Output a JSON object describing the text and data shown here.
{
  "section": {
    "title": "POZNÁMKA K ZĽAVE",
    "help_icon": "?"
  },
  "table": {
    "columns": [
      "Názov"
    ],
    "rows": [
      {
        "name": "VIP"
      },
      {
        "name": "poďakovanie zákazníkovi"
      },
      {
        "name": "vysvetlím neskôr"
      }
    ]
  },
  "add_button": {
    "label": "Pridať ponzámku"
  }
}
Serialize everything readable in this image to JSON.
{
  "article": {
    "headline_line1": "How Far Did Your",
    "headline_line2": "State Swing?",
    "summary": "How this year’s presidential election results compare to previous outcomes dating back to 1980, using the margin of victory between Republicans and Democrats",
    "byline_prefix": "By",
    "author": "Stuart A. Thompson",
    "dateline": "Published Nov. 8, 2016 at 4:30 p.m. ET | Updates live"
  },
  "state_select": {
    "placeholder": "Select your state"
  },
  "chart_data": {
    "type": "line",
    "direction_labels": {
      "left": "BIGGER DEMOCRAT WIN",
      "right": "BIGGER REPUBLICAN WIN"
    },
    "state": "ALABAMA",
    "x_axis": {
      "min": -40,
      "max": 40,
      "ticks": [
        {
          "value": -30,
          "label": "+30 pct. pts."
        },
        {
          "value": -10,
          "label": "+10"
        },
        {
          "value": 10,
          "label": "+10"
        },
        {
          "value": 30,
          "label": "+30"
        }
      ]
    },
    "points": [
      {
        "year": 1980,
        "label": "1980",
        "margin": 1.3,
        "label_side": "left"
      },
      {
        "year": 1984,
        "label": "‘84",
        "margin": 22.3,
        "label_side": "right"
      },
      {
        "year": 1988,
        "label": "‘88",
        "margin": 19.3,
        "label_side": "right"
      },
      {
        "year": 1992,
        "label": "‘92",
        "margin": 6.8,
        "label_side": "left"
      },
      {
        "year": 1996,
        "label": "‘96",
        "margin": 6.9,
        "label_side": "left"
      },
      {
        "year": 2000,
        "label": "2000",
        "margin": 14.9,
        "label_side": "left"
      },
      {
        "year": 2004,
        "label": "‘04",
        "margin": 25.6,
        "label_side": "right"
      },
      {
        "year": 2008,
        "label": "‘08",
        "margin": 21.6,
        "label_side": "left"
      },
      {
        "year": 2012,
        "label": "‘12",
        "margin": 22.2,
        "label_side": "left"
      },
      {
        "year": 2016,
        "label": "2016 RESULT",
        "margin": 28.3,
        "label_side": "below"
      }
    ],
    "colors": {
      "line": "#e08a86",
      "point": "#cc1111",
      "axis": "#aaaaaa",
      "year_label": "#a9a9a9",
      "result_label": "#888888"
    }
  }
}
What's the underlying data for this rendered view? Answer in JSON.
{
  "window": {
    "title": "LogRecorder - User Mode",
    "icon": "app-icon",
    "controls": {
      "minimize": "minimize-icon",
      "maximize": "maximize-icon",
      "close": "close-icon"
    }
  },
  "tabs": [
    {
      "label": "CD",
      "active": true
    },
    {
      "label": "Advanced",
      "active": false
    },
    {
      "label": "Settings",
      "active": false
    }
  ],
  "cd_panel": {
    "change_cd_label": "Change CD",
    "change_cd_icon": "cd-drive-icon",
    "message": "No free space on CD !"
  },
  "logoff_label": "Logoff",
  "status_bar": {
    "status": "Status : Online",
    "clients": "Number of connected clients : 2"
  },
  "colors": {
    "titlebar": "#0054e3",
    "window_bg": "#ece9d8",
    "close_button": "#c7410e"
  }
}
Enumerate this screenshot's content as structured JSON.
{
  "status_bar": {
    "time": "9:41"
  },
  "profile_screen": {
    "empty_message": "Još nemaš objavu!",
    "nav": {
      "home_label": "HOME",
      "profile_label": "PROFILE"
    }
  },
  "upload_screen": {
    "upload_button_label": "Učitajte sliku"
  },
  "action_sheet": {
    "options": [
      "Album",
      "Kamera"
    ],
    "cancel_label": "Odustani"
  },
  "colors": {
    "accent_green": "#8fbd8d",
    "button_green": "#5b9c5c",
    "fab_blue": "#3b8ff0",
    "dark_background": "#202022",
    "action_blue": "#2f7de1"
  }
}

++++++

**What needs to be done:**
Write out each line of the data above again, exactly as given.

**Full output:**
Output a JSON object describing the text and data shown here.
{
  "section": {
    "title": "POZNÁMKA K ZĽAVE",
    "help_icon": "?"
  },
  "table": {
    "columns": [
      "Názov"
    ],
    "rows": [
      {
        "name": "VIP"
      },
      {
        "name": "poďakovanie zákazníkovi"
      },
      {
        "name": "vysvetlím neskôr"
      }
    ]
  },
  "add_button": {
    "label": "Pridať ponzámku"
  }
}
Serialize everything readable in this image to JSON.
{
  "article": {
    "headline_line1": "How Far Did Your",
    "headline_line2": "State Swing?",
    "summary": "How this year’s presidential election results compare to previous outcomes dating back to 1980, using the margin of victory between Republicans and Democrats",
    "byline_prefix": "By",
    "author": "Stuart A. Thompson",
    "dateline": "Published Nov. 8, 2016 at 4:30 p.m. ET | Updates live"
  },
  "state_select": {
    "placeholder": "Select your state"
  },
  "chart_data": {
    "type": "line",
    "direction_labels": {
      "left": "BIGGER DEMOCRAT WIN",
      "right": "BIGGER REPUBLICAN WIN"
    },
    "state": "ALABAMA",
    "x_axis": {
      "min": -40,
      "max": 40,
      "ticks": [
        {
          "value": -30,
          "label": "+30 pct. pts."
        },
        {
          "value": -10,
          "label": "+10"
        },
        {
          "value": 10,
          "label": "+10"
        },
        {
          "value": 30,
          "label": "+30"
        }
      ]
    },
    "points": [
      {
        "year": 1980,
        "label": "1980",
        "margin": 1.3,
        "label_side": "left"
      },
      {
        "year": 1984,
        "label": "‘84",
        "margin": 22.3,
        "label_side": "right"
      },
      {
        "year": 1988,
        "label": "‘88",
        "margin": 19.3,
        "label_side": "right"
      },
      {
        "year": 1992,
        "label": "‘92",
        "margin": 6.8,
        "label_side": "left"
      },
      {
        "year": 1996,
        "label": "‘96",
        "margin": 6.9,
        "label_side": "left"
      },
      {
        "year": 2000,
        "label": "2000",
        "margin": 14.9,
        "label_side": "left"
      },
      {
        "year": 2004,
        "label": "‘04",
        "margin": 25.6,
        "label_side": "right"
      },
      {
        "year": 2008,
        "label": "‘08",
        "margin": 21.6,
        "label_side": "left"
      },
      {
        "year": 2012,
        "label": "‘12",
        "margin": 22.2,
        "label_side": "left"
      },
      {
        "year": 2016,
        "label": "2016 RESULT",
        "margin": 28.3,
        "label_side": "below"
      }
    ],
    "colors": {
      "line": "#e08a86",
      "point": "#cc1111",
      "axis": "#aaaaaa",
      "year_label": "#a9a9a9",
      "result_label": "#888888"
    }
  }
}
What's the underlying data for this rendered view? Answer in JSON.
{
  "window": {
    "title": "LogRecorder - User Mode",
    "icon": "app-icon",
    "controls": {
      "minimize": "minimize-icon",
      "maximize": "maximize-icon",
      "close": "close-icon"
    }
  },
  "tabs": [
    {
      "label": "CD",
      "active": true
    },
    {
      "label": "Advanced",
      "active": false
    },
    {
      "label": "Settings",
      "active": false
    }
  ],
  "cd_panel": {
    "change_cd_label": "Change CD",
    "change_cd_icon": "cd-drive-icon",
    "message": "No free space on CD !"
  },
  "logoff_label": "Logoff",
  "status_bar": {
    "status": "Status : Online",
    "clients": "Number of connected clients : 2"
  },
  "colors": {
    "titlebar": "#0054e3",
    "window_bg": "#ece9d8",
    "close_button": "#c7410e"
  }
}
Enumerate this screenshot's content as structured JSON.
{
  "status_bar": {
    "time": "9:41"
  },
  "profile_screen": {
    "empty_message": "Još nemaš objavu!",
    "nav": {
      "home_label": "HOME",
      "profile_label": "PROFILE"
    }
  },
  "upload_screen": {
    "upload_button_label": "Učitajte sliku"
  },
  "action_sheet": {
    "options": [
      "Album",
      "Kamera"
    ],
    "cancel_label": "Odustani"
  },
  "colors": {
    "accent_green": "#8fbd8d",
    "button_green": "#5b9c5c",
    "fab_blue": "#3b8ff0",
    "dark_background": "#202022",
    "action_blue": "#2f7de1"
  }
}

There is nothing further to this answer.